(Raw records)
········

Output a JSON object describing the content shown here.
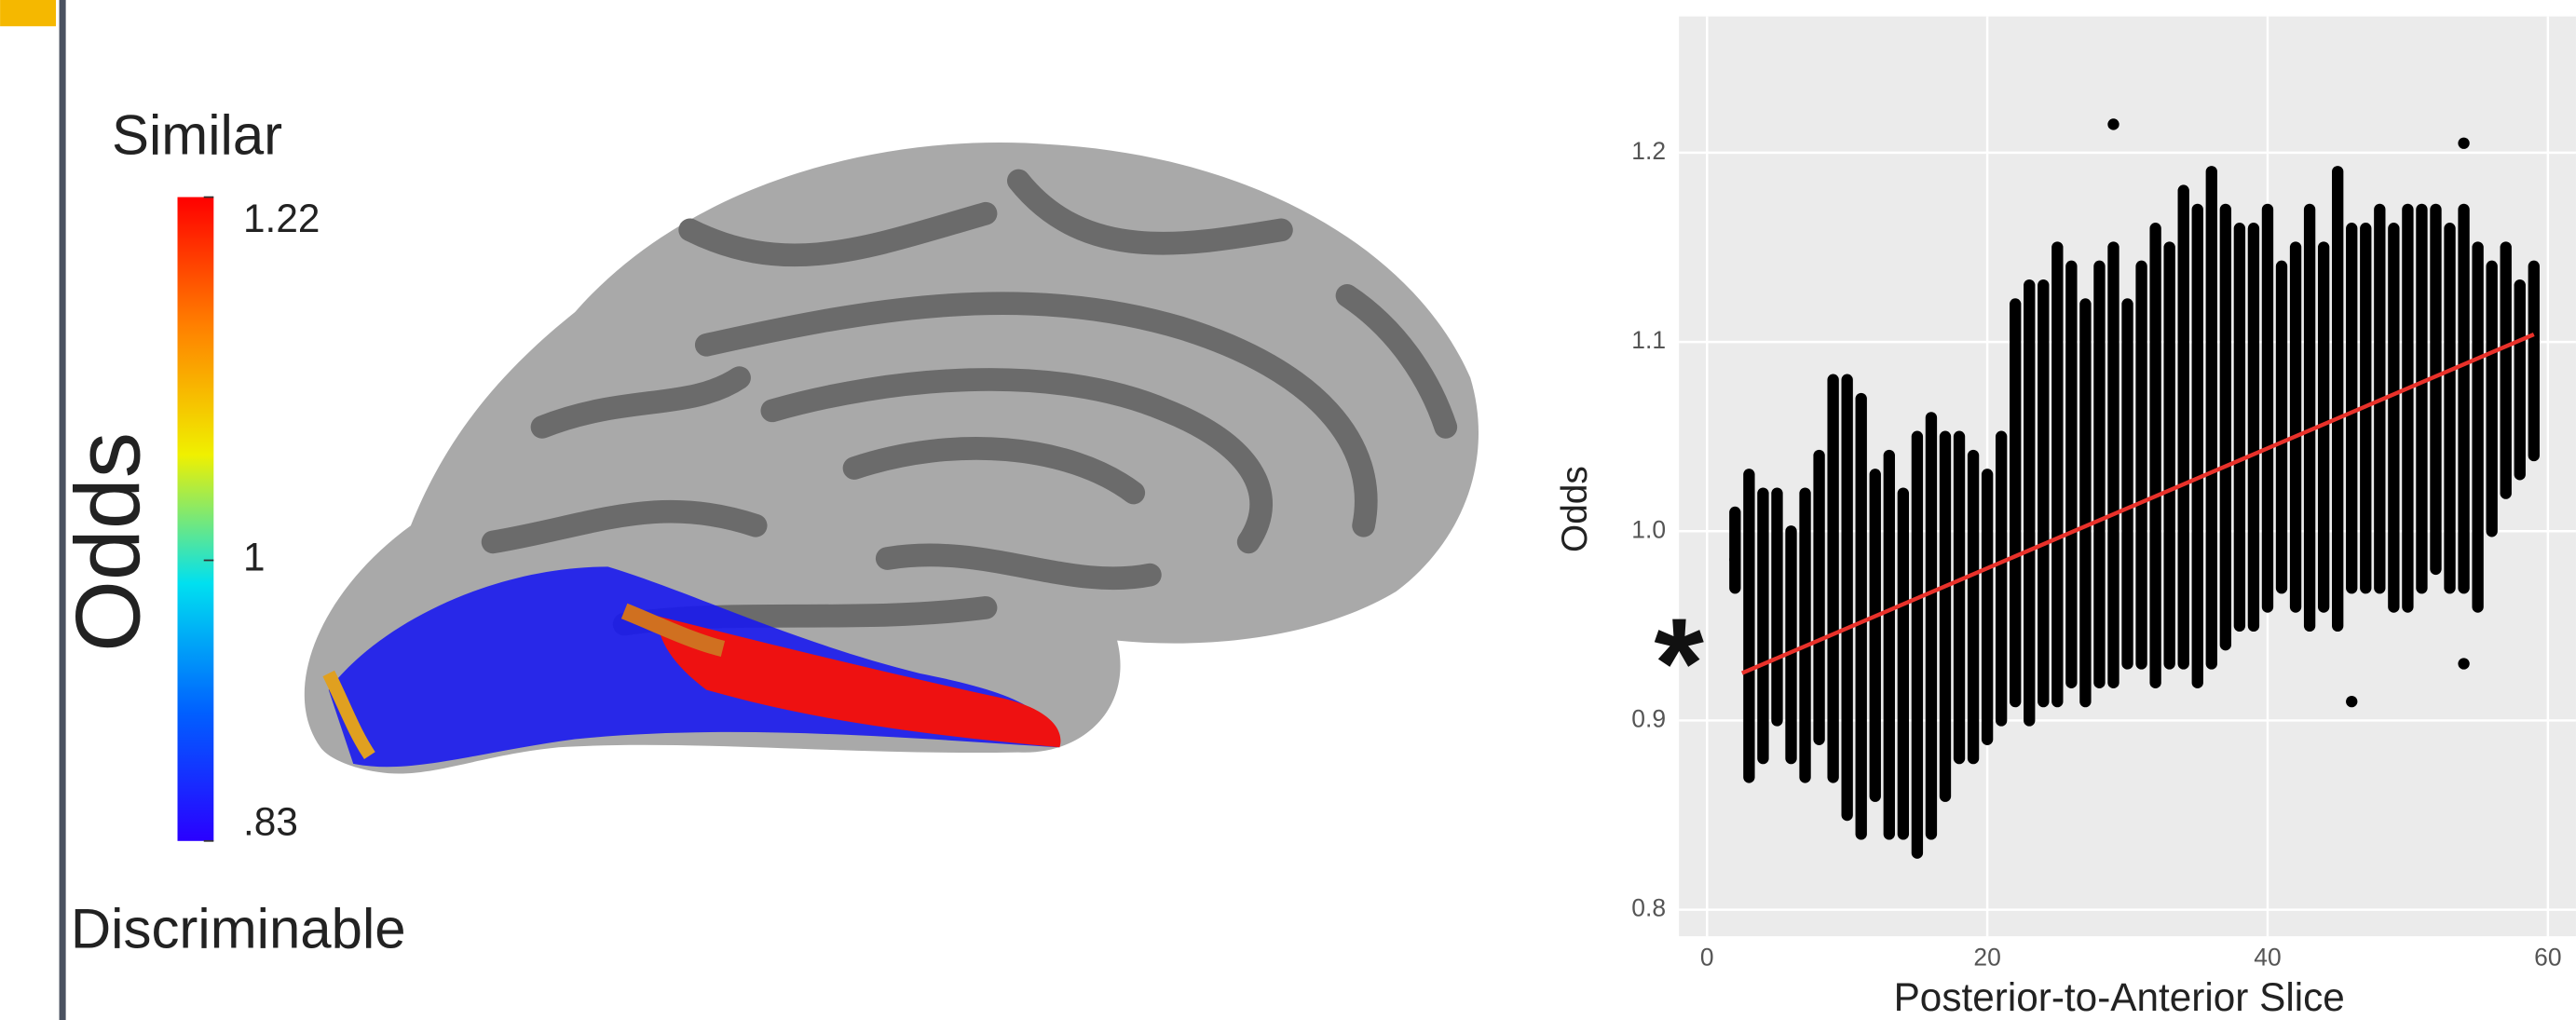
{
  "chart_data": [
    {
      "type": "colorbar",
      "title": "Similar",
      "subtitle": "Discriminable",
      "label": "Odds",
      "colors": [
        "#2a00ff",
        "#0060ff",
        "#00e0f0",
        "#f0f000",
        "#ff8000",
        "#ff0000"
      ],
      "ylim": [
        0.83,
        1.22
      ],
      "yticks": [
        {
          "value": 0.83,
          "label": ".83"
        },
        1,
        1.22
      ]
    },
    {
      "type": "scatter",
      "ylabel": "Odds",
      "xlabel": "Posterior-to-Anterior Slice",
      "annotation": "*",
      "color": "#000000",
      "grid": true,
      "xlim": [
        -2,
        62
      ],
      "ylim": [
        0.786,
        1.272
      ],
      "xticks": [
        0,
        20,
        40,
        60
      ],
      "yticks": [
        0.8,
        0.9,
        {
          "value": 1,
          "label": "1.0"
        },
        1.1,
        1.2
      ],
      "x": [
        2,
        3,
        4,
        5,
        6,
        7,
        8,
        9,
        10,
        11,
        12,
        13,
        14,
        15,
        16,
        17,
        18,
        19,
        20,
        21,
        22,
        23,
        24,
        25,
        26,
        27,
        28,
        29,
        30,
        31,
        32,
        33,
        34,
        35,
        36,
        37,
        38,
        39,
        40,
        41,
        42,
        43,
        44,
        45,
        46,
        47,
        48,
        49,
        50,
        51,
        52,
        53,
        54,
        55,
        56,
        57,
        58,
        59
      ],
      "low": [
        0.97,
        0.87,
        0.88,
        0.9,
        0.88,
        0.87,
        0.89,
        0.87,
        0.85,
        0.84,
        0.86,
        0.84,
        0.84,
        0.83,
        0.84,
        0.86,
        0.88,
        0.88,
        0.89,
        0.9,
        0.91,
        0.9,
        0.91,
        0.91,
        0.92,
        0.91,
        0.92,
        0.92,
        0.93,
        0.93,
        0.92,
        0.93,
        0.93,
        0.92,
        0.93,
        0.94,
        0.95,
        0.95,
        0.96,
        0.97,
        0.96,
        0.95,
        0.96,
        0.95,
        0.97,
        0.97,
        0.97,
        0.96,
        0.96,
        0.97,
        0.98,
        0.97,
        0.97,
        0.96,
        1.0,
        1.02,
        1.03,
        1.04
      ],
      "high": [
        1.01,
        1.03,
        1.02,
        1.02,
        1.0,
        1.02,
        1.04,
        1.08,
        1.08,
        1.07,
        1.03,
        1.04,
        1.02,
        1.05,
        1.06,
        1.05,
        1.05,
        1.04,
        1.03,
        1.05,
        1.12,
        1.13,
        1.13,
        1.15,
        1.14,
        1.12,
        1.14,
        1.15,
        1.12,
        1.14,
        1.16,
        1.15,
        1.18,
        1.17,
        1.19,
        1.17,
        1.16,
        1.16,
        1.17,
        1.14,
        1.15,
        1.17,
        1.15,
        1.19,
        1.16,
        1.16,
        1.17,
        1.16,
        1.17,
        1.17,
        1.17,
        1.16,
        1.17,
        1.15,
        1.14,
        1.15,
        1.13,
        1.14
      ],
      "outliers": {
        "x": [
          29,
          54,
          54,
          46,
          2
        ],
        "y": [
          1.215,
          1.205,
          0.93,
          0.91,
          0.985
        ]
      },
      "fit": {
        "color": "#e8312a",
        "x": [
          2.5,
          59
        ],
        "y": [
          0.925,
          1.104
        ]
      }
    }
  ]
}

········

• Requirement:
Reproduce the data word for word, excluding its pictures.

• Solution to this task:
Output a JSON object describing the content shown here.
{
  "chart_data": [
    {
      "type": "colorbar",
      "title": "Similar",
      "subtitle": "Discriminable",
      "label": "Odds",
      "colors": [
        "#2a00ff",
        "#0060ff",
        "#00e0f0",
        "#f0f000",
        "#ff8000",
        "#ff0000"
      ],
      "ylim": [
        0.83,
        1.22
      ],
      "yticks": [
        {
          "value": 0.83,
          "label": ".83"
        },
        1,
        1.22
      ]
    },
    {
      "type": "scatter",
      "ylabel": "Odds",
      "xlabel": "Posterior-to-Anterior Slice",
      "annotation": "*",
      "color": "#000000",
      "grid": true,
      "xlim": [
        -2,
        62
      ],
      "ylim": [
        0.786,
        1.272
      ],
      "xticks": [
        0,
        20,
        40,
        60
      ],
      "yticks": [
        0.8,
        0.9,
        {
          "value": 1,
          "label": "1.0"
        },
        1.1,
        1.2
      ],
      "x": [
        2,
        3,
        4,
        5,
        6,
        7,
        8,
        9,
        10,
        11,
        12,
        13,
        14,
        15,
        16,
        17,
        18,
        19,
        20,
        21,
        22,
        23,
        24,
        25,
        26,
        27,
        28,
        29,
        30,
        31,
        32,
        33,
        34,
        35,
        36,
        37,
        38,
        39,
        40,
        41,
        42,
        43,
        44,
        45,
        46,
        47,
        48,
        49,
        50,
        51,
        52,
        53,
        54,
        55,
        56,
        57,
        58,
        59
      ],
      "low": [
        0.97,
        0.87,
        0.88,
        0.9,
        0.88,
        0.87,
        0.89,
        0.87,
        0.85,
        0.84,
        0.86,
        0.84,
        0.84,
        0.83,
        0.84,
        0.86,
        0.88,
        0.88,
        0.89,
        0.9,
        0.91,
        0.9,
        0.91,
        0.91,
        0.92,
        0.91,
        0.92,
        0.92,
        0.93,
        0.93,
        0.92,
        0.93,
        0.93,
        0.92,
        0.93,
        0.94,
        0.95,
        0.95,
        0.96,
        0.97,
        0.96,
        0.95,
        0.96,
        0.95,
        0.97,
        0.97,
        0.97,
        0.96,
        0.96,
        0.97,
        0.98,
        0.97,
        0.97,
        0.96,
        1.0,
        1.02,
        1.03,
        1.04
      ],
      "high": [
        1.01,
        1.03,
        1.02,
        1.02,
        1.0,
        1.02,
        1.04,
        1.08,
        1.08,
        1.07,
        1.03,
        1.04,
        1.02,
        1.05,
        1.06,
        1.05,
        1.05,
        1.04,
        1.03,
        1.05,
        1.12,
        1.13,
        1.13,
        1.15,
        1.14,
        1.12,
        1.14,
        1.15,
        1.12,
        1.14,
        1.16,
        1.15,
        1.18,
        1.17,
        1.19,
        1.17,
        1.16,
        1.16,
        1.17,
        1.14,
        1.15,
        1.17,
        1.15,
        1.19,
        1.16,
        1.16,
        1.17,
        1.16,
        1.17,
        1.17,
        1.17,
        1.16,
        1.17,
        1.15,
        1.14,
        1.15,
        1.13,
        1.14
      ],
      "outliers": {
        "x": [
          29,
          54,
          54,
          46,
          2
        ],
        "y": [
          1.215,
          1.205,
          0.93,
          0.91,
          0.985
        ]
      },
      "fit": {
        "color": "#e8312a",
        "x": [
          2.5,
          59
        ],
        "y": [
          0.925,
          1.104
        ]
      }
    }
  ]
}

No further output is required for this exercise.